** START DATA ROWS **

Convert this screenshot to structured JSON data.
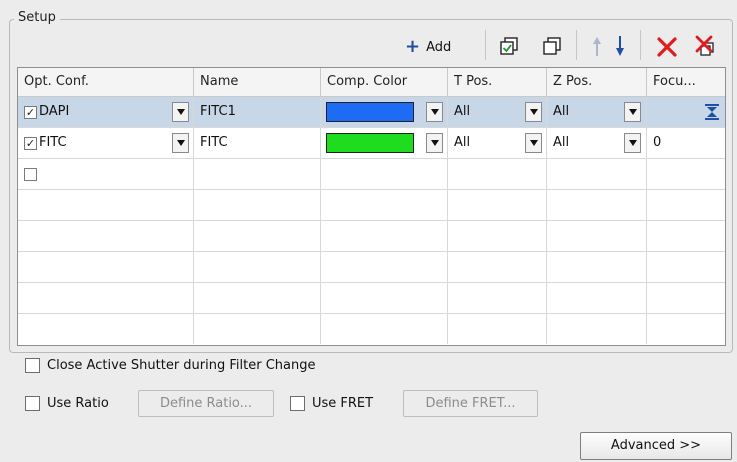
{
  "group_title": "Setup",
  "toolbar": {
    "add_label": "Add",
    "icons": [
      "copy-icon",
      "duplicate-icon",
      "move-up-icon",
      "move-down-icon",
      "delete-icon",
      "delete-all-icon"
    ]
  },
  "grid": {
    "columns": [
      "Opt. Conf.",
      "Name",
      "Comp. Color",
      "T Pos.",
      "Z Pos.",
      "Focu..."
    ],
    "rows": [
      {
        "checked": true,
        "opt_conf": "DAPI",
        "name": "FITC1",
        "color": "#1e6cf5",
        "t_pos": "All",
        "z_pos": "All",
        "focus": "",
        "focus_icon": "focus-range-icon",
        "selected": true
      },
      {
        "checked": true,
        "opt_conf": "FITC",
        "name": "FITC",
        "color": "#1edc1e",
        "t_pos": "All",
        "z_pos": "All",
        "focus": "0",
        "selected": false
      },
      {
        "checked": false,
        "opt_conf": "",
        "name": "",
        "t_pos": "",
        "z_pos": "",
        "focus": ""
      }
    ]
  },
  "options": {
    "close_shutter_label": "Close Active Shutter during Filter Change",
    "use_ratio_label": "Use Ratio",
    "define_ratio_label": "Define Ratio...",
    "use_fret_label": "Use FRET",
    "define_fret_label": "Define FRET..."
  },
  "advanced_label": "Advanced >>"
}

** END DATA ROWS **

[WHAT IS EXPECTED]
All of the entries above should be copied exactly, except for the pictures.

[ANSWER TO THIS TASK]
Convert this screenshot to structured JSON data.
{
  "group_title": "Setup",
  "toolbar": {
    "add_label": "Add",
    "icons": [
      "copy-icon",
      "duplicate-icon",
      "move-up-icon",
      "move-down-icon",
      "delete-icon",
      "delete-all-icon"
    ]
  },
  "grid": {
    "columns": [
      "Opt. Conf.",
      "Name",
      "Comp. Color",
      "T Pos.",
      "Z Pos.",
      "Focu..."
    ],
    "rows": [
      {
        "checked": true,
        "opt_conf": "DAPI",
        "name": "FITC1",
        "color": "#1e6cf5",
        "t_pos": "All",
        "z_pos": "All",
        "focus": "",
        "focus_icon": "focus-range-icon",
        "selected": true
      },
      {
        "checked": true,
        "opt_conf": "FITC",
        "name": "FITC",
        "color": "#1edc1e",
        "t_pos": "All",
        "z_pos": "All",
        "focus": "0",
        "selected": false
      },
      {
        "checked": false,
        "opt_conf": "",
        "name": "",
        "t_pos": "",
        "z_pos": "",
        "focus": ""
      }
    ]
  },
  "options": {
    "close_shutter_label": "Close Active Shutter during Filter Change",
    "use_ratio_label": "Use Ratio",
    "define_ratio_label": "Define Ratio...",
    "use_fret_label": "Use FRET",
    "define_fret_label": "Define FRET..."
  },
  "advanced_label": "Advanced >>"
}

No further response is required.